[Items from a data source]
## start
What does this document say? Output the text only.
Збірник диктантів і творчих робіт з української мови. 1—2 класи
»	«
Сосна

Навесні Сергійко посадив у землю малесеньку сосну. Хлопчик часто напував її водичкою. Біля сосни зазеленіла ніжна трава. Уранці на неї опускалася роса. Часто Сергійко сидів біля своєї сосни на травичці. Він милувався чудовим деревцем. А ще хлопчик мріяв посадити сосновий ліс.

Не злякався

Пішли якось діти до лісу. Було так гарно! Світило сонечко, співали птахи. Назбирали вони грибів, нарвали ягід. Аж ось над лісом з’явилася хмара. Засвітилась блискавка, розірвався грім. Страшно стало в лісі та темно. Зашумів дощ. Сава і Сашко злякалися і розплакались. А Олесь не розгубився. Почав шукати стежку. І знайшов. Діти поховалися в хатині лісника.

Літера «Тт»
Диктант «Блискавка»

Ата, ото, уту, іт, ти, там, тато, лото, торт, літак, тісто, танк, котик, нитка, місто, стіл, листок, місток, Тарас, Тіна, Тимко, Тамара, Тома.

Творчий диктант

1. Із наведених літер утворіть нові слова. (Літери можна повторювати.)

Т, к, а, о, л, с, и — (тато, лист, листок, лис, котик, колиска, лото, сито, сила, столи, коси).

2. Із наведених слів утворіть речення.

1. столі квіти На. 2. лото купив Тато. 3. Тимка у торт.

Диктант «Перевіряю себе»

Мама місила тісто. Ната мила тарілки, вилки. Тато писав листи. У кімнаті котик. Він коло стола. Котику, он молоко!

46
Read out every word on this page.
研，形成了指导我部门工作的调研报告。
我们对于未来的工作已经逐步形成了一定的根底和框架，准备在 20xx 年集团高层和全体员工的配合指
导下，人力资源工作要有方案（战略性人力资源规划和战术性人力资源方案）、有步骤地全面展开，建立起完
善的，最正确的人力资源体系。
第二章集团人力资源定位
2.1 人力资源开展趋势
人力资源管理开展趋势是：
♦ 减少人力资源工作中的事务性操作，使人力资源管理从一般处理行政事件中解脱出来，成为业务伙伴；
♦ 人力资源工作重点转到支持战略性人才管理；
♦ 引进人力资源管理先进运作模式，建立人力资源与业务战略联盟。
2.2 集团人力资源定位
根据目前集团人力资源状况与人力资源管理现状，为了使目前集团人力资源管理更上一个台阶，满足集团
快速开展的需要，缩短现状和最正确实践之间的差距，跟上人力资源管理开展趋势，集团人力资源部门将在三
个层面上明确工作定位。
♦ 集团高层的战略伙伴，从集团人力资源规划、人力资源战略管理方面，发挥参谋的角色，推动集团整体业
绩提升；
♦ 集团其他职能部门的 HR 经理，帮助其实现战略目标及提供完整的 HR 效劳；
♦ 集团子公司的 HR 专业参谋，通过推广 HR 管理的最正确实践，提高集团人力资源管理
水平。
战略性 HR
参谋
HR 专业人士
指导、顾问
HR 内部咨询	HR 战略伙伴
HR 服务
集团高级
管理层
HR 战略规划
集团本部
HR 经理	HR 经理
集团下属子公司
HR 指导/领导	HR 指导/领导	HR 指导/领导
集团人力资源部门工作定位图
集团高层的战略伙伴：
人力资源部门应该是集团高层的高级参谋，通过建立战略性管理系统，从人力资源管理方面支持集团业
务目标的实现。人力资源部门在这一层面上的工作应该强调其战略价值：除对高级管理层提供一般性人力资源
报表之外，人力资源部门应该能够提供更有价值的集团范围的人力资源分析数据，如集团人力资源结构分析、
## end
> **Work required**
Extract from the material all lines containing the string "集团高层的战略伙伴".

> **Expected answer**
♦ 集团高层的战略伙伴，从集团人力资源规划、人力资源战略管理方面，发挥参谋的角色，推动集团整体业
集团高层的战略伙伴：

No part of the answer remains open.